Reading passage >>
----
1. Abridged Problem Statement  
Kate has N teeth distributed over K gums. Treating the i-th tooth costs Aᵢ, and if she treats ≥1 tooth on gum j she must pay a fixed anesthesia cost Bⱼ. Given a total budget P, choose a subset of teeth to maximize the number of treated teeth. Output that maximum count and any valid list of tooth indices.

2. Detailed Editorial  

Problem Reformulation  
- You have K groups (gums).  
- In group j there are nⱼ teeth, each with treatment cost aᵢ.  
- If you take at least one item from group j you pay a group‐fixed cost Bⱼ once.  
- You have a total budget P. Maximize the total items selected.  

This is a “grouped knapsack” where each group carries:  
 • A fixed setup cost Bⱼ if you pick ≥1 from that group.  
 • Individual costs aᵢ for each picked item in the group.  
 • We want to maximize total picked items under budget P.  

DP State  
Let dp[g][t] = minimal total cost to select exactly t teeth from the first g gums.  
We will maintain dp as an array of size (K+1)×(N+1), initialized to ∞ except dp[0][0] = 0.
----
Entries supplied >>
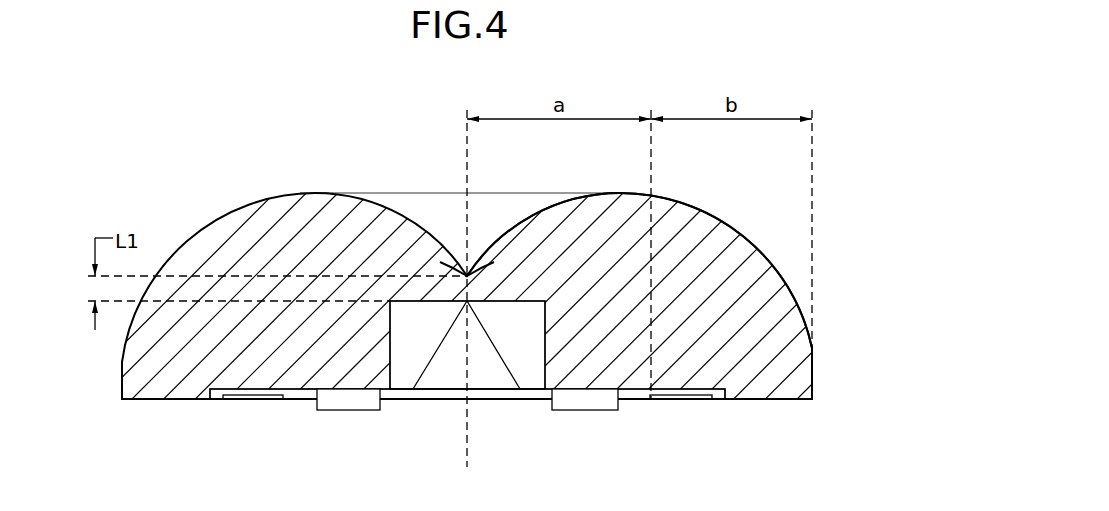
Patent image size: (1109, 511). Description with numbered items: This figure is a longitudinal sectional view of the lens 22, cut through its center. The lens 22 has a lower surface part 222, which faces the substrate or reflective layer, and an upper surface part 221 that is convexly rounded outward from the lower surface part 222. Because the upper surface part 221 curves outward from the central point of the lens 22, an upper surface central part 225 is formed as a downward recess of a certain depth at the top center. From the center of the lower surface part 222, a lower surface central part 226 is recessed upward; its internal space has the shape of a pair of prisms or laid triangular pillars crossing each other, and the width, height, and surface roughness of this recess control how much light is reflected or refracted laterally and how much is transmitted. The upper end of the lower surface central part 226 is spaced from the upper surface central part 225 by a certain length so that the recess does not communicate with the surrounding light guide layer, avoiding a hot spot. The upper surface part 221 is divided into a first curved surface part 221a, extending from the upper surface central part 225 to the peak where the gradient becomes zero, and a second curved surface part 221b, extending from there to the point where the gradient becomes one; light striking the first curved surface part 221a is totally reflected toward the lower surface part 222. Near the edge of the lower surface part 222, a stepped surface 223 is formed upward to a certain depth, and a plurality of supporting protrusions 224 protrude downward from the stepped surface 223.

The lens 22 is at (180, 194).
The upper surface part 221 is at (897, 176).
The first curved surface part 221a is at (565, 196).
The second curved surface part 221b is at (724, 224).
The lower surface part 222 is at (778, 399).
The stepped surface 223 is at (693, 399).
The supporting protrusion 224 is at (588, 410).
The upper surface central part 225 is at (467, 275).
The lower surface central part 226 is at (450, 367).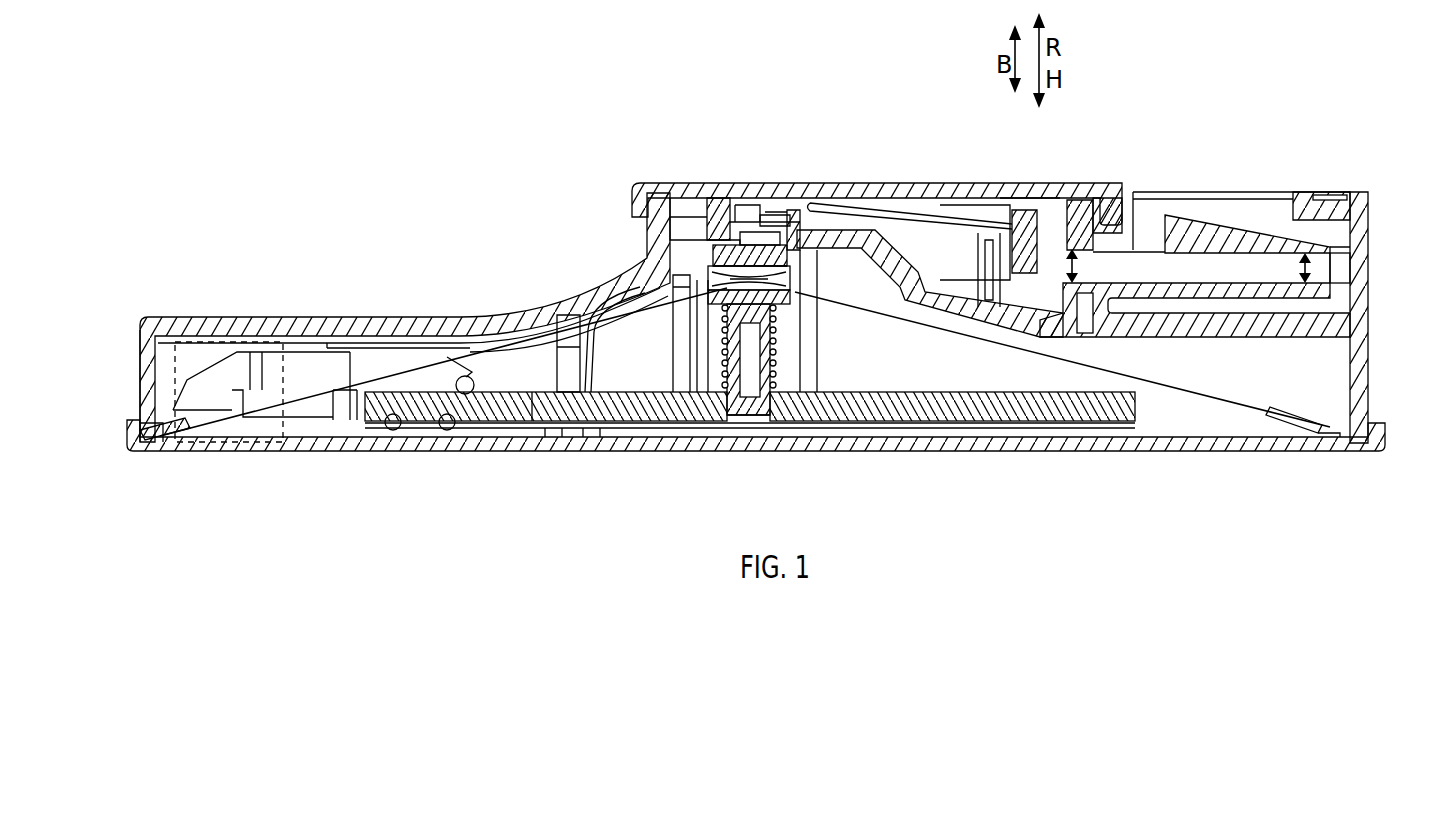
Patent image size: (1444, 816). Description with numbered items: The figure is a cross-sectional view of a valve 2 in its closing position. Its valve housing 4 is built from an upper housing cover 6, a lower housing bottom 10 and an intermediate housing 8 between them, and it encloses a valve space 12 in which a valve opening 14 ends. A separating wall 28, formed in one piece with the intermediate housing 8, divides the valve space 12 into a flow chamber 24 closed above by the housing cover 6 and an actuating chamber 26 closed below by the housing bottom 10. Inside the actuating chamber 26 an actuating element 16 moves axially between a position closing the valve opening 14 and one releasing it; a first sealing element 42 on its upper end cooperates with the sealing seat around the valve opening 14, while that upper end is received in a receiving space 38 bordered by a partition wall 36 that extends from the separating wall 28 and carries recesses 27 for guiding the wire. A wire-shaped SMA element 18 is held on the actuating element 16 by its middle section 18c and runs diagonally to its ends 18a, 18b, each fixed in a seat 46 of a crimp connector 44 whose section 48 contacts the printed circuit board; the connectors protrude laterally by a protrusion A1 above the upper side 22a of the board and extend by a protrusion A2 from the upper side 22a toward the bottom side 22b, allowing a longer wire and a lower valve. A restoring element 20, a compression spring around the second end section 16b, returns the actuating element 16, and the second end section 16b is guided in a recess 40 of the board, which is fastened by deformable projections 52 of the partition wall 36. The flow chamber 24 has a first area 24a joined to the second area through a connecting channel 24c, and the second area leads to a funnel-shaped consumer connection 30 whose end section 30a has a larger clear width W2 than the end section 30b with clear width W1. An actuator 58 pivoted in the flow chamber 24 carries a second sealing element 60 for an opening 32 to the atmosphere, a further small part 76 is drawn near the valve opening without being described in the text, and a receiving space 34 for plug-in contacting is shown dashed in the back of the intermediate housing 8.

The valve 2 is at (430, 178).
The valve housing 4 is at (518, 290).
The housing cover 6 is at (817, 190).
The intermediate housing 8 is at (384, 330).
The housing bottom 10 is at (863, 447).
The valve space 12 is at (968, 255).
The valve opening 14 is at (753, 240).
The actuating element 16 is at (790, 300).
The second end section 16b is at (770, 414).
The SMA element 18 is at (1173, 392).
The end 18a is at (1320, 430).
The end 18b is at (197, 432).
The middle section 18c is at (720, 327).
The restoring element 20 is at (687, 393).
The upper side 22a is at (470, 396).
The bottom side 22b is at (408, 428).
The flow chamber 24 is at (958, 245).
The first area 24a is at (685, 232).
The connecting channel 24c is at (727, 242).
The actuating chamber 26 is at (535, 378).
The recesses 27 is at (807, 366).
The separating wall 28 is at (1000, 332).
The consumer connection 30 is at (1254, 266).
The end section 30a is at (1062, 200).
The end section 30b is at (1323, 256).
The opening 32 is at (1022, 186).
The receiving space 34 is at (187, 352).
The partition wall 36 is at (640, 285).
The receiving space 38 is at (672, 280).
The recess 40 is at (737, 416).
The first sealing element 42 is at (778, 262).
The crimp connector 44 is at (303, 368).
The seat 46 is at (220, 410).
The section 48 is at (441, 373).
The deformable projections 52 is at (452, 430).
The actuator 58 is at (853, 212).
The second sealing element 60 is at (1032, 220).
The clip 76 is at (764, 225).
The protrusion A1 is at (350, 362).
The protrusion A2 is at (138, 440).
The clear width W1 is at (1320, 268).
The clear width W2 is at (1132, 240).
----
Brief 1 >> In the editorial, list every point given under the line "This is a “grouped knapsack” where each group carries:".
Brief 2 >> Continue the editorial on the tooth-treatment budget problem from the point after the dp initialization.

Result 1 >>
- A fixed setup cost Bⱼ if you pick ≥1 from that group.
- Individual costs aᵢ for each picked item in the group.
- We want to maximize total picked items under budget P.

Result 2 >>
Transitions  
For gum index g from 0 to K−1, consider two options for each achievable t:  
1. Take zero teeth from gum g+1:  
   dp[g+1][t] = min(dp[g+1][t], dp[g][t])  
2. Take p ≥1 teeth (up to min(n_g, N−t)) from this gum:  
   - First sort that gum’s teeth by ascending aᵢ.  
   - Precompute prefix sums of those sorted costs.  
   - The incremental cost of taking p teeth is B[g] + prefix_sum[p].  
   - Update dp[g+1][t+p] = min(dp[g+1][t+p], dp[g][t] + incremental_cost).  

After filling all K groups, scan t from 0…N to find the maximum t such that dp[K][t] ≤ P. That t is your answer.  

Reconstruction  
To reconstruct which teeth were taken:  
- Store for each dp[g+1][…] the value p of how many teeth you picked from gum g (or −1 if 0).  
- Starting from (g=K, t=best_t), step g→g−1, read p = choice[g][t], if p>0 add the first p sorted tooth indices of gum g to the solution list, and set t := t−p.  

Complexity  
- Sorting each gum’s teeth total O(N log N).  
- DP has K stages, each stage loops t=0..N and p up to n_g. So overall O(∑₍g₌1₎^K (N·n_g)) = O(N²). With N≤600 this is ~360K operations, easily within time.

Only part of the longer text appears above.